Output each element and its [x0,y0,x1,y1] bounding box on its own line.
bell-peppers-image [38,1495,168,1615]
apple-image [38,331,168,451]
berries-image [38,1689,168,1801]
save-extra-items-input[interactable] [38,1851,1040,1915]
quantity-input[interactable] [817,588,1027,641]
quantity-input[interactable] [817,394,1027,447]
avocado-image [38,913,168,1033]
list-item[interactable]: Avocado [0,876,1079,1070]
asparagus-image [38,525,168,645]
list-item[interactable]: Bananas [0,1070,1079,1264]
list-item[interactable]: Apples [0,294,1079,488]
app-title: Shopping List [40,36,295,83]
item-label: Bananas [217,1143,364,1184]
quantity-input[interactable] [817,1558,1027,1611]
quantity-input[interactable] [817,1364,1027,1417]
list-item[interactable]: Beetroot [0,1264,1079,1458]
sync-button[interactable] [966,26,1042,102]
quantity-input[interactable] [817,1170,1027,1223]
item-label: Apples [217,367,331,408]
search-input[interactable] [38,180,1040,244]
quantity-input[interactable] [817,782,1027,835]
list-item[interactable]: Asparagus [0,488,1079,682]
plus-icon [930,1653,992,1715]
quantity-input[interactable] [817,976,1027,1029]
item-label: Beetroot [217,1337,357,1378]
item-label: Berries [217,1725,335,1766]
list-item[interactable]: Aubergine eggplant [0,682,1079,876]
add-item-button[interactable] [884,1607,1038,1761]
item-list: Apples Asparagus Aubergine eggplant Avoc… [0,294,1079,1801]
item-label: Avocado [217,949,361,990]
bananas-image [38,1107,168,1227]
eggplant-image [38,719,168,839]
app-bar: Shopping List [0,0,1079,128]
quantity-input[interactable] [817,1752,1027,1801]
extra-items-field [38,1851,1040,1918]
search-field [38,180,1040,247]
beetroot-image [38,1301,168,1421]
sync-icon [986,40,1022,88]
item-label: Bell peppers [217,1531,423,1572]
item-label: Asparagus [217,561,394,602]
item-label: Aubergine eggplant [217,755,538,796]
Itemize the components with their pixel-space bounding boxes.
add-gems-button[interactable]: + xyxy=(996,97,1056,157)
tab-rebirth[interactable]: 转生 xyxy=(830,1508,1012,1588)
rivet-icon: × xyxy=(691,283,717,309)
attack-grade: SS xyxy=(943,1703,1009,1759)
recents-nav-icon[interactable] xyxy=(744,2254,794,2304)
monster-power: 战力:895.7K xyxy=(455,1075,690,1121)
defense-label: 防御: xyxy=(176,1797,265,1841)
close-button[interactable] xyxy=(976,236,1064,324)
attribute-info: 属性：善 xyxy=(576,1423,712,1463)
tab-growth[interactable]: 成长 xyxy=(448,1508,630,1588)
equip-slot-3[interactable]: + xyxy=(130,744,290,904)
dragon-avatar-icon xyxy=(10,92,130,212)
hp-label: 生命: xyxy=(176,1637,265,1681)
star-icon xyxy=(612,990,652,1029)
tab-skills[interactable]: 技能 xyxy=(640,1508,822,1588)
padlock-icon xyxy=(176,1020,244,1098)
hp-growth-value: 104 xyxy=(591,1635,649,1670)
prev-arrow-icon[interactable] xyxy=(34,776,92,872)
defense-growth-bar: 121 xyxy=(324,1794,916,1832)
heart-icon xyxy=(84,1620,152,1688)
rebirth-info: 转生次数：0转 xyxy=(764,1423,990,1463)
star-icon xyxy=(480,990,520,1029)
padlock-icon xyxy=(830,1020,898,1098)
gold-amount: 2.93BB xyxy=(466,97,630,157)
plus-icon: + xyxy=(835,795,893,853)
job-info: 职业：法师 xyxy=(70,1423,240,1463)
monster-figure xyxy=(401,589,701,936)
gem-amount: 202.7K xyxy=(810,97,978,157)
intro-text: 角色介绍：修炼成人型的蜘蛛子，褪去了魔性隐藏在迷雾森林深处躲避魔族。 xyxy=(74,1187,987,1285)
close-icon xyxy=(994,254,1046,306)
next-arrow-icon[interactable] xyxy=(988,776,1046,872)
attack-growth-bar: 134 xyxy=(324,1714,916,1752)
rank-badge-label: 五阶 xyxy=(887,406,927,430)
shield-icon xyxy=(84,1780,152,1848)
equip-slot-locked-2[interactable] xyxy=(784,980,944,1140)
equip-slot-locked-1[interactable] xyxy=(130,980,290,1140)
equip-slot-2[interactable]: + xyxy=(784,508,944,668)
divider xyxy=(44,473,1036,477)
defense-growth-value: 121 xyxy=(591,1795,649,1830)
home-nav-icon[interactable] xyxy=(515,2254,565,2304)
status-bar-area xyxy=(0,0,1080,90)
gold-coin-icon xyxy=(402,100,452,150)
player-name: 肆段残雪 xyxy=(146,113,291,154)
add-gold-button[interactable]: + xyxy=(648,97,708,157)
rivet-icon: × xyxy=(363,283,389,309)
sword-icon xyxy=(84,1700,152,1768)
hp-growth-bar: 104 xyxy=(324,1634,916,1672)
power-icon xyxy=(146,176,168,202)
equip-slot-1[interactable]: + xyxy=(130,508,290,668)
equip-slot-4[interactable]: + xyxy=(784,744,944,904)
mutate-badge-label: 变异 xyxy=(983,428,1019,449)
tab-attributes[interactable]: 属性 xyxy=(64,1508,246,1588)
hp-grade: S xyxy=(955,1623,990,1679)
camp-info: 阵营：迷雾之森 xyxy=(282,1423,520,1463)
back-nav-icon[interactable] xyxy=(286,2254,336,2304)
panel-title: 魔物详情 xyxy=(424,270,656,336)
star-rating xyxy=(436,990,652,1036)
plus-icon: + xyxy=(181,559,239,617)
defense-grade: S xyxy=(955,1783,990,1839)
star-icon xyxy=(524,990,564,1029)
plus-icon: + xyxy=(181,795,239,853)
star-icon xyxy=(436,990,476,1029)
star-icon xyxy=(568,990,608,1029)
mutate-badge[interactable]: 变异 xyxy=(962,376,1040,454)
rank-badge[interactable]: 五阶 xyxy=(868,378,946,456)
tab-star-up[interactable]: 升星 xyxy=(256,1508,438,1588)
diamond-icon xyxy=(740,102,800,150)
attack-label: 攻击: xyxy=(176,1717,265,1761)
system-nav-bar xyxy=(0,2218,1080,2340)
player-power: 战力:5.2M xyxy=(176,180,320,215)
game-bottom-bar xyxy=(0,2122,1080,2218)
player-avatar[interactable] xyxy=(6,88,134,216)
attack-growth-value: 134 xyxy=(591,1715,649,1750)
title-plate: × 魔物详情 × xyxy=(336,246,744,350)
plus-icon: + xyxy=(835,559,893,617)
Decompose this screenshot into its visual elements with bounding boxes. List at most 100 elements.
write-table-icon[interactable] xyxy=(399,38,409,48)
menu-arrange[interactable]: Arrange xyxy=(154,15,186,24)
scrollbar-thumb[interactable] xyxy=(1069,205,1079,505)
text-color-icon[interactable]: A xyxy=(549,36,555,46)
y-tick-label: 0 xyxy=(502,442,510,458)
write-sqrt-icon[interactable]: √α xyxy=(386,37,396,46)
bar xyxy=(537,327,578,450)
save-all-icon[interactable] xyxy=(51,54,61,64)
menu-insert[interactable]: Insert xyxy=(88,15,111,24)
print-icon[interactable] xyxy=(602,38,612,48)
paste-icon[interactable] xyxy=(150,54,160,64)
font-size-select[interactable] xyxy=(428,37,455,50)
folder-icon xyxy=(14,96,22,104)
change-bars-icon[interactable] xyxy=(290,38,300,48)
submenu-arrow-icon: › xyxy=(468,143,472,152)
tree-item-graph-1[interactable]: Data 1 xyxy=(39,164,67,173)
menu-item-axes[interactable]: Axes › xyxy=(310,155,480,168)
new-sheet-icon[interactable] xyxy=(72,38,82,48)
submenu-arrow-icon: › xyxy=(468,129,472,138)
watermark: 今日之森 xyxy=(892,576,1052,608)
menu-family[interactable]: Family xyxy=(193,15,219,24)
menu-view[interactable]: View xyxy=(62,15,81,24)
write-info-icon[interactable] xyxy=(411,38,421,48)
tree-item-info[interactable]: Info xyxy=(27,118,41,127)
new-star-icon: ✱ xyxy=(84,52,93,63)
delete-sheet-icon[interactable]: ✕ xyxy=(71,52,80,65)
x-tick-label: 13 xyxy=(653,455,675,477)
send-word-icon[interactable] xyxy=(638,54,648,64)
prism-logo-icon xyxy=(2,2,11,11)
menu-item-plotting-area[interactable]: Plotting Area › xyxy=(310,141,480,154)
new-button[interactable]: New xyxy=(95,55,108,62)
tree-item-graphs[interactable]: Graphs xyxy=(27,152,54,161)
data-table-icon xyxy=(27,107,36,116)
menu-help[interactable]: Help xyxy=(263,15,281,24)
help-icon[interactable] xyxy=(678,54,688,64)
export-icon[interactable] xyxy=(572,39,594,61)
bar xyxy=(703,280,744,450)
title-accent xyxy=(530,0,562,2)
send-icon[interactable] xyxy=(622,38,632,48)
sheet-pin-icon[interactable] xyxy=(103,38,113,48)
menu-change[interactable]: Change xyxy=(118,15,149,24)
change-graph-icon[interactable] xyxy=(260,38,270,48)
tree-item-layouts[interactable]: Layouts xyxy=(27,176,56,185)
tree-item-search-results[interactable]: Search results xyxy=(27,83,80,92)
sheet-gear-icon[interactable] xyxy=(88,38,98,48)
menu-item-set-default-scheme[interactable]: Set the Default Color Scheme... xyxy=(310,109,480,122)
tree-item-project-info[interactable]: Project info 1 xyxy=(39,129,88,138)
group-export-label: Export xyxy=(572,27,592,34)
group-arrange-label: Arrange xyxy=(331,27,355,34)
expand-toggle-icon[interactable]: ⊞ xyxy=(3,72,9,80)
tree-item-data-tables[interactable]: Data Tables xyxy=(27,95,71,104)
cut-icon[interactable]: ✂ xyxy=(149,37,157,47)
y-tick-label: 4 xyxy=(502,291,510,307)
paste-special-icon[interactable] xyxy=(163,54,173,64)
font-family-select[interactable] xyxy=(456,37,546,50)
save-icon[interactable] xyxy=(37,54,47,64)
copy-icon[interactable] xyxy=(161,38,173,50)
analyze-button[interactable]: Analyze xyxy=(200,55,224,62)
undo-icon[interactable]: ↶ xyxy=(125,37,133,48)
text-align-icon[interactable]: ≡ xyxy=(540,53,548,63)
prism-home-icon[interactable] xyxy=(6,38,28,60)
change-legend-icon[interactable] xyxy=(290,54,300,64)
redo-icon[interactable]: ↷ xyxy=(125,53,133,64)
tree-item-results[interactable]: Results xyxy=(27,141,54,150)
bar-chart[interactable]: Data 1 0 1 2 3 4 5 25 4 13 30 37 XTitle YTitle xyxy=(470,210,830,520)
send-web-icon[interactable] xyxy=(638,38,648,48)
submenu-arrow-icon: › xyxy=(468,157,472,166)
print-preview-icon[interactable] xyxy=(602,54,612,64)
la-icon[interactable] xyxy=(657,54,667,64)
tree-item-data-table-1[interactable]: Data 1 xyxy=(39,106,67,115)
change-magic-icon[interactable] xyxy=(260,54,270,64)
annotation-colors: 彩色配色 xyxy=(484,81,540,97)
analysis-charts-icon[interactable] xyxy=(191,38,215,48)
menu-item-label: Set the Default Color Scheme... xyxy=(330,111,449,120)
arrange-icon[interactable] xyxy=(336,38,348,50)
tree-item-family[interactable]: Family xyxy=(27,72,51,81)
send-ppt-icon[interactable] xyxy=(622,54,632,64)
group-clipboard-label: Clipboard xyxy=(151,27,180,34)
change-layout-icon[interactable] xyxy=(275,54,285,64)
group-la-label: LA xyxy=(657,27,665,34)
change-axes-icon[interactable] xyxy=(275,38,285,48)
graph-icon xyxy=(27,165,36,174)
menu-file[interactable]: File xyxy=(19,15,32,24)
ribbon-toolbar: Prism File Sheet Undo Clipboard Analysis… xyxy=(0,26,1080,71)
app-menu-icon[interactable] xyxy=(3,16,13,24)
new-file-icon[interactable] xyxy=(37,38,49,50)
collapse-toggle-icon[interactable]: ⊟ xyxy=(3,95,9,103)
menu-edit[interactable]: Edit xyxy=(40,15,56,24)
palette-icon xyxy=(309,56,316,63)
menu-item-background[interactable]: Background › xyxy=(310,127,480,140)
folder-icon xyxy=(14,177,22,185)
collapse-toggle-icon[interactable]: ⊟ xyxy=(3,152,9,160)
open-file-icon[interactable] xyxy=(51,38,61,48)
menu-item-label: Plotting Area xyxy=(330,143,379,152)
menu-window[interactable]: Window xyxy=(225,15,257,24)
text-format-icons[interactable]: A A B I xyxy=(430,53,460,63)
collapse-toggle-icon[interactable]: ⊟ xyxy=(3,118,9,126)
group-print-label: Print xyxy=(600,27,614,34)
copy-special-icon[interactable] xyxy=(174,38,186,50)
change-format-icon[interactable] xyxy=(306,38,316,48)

────────

_EXERCISE TASK_: Echo the lines above word for word, from the start of the records up to and including the line that contains "save-extra-items-input[interactable] [38,1851,1040,1915]".

_OUTPUT FOR THIS TASK_:
Output each element and its [x0,y0,x1,y1] bounding box on its own line.
bell-peppers-image [38,1495,168,1615]
apple-image [38,331,168,451]
berries-image [38,1689,168,1801]
save-extra-items-input[interactable] [38,1851,1040,1915]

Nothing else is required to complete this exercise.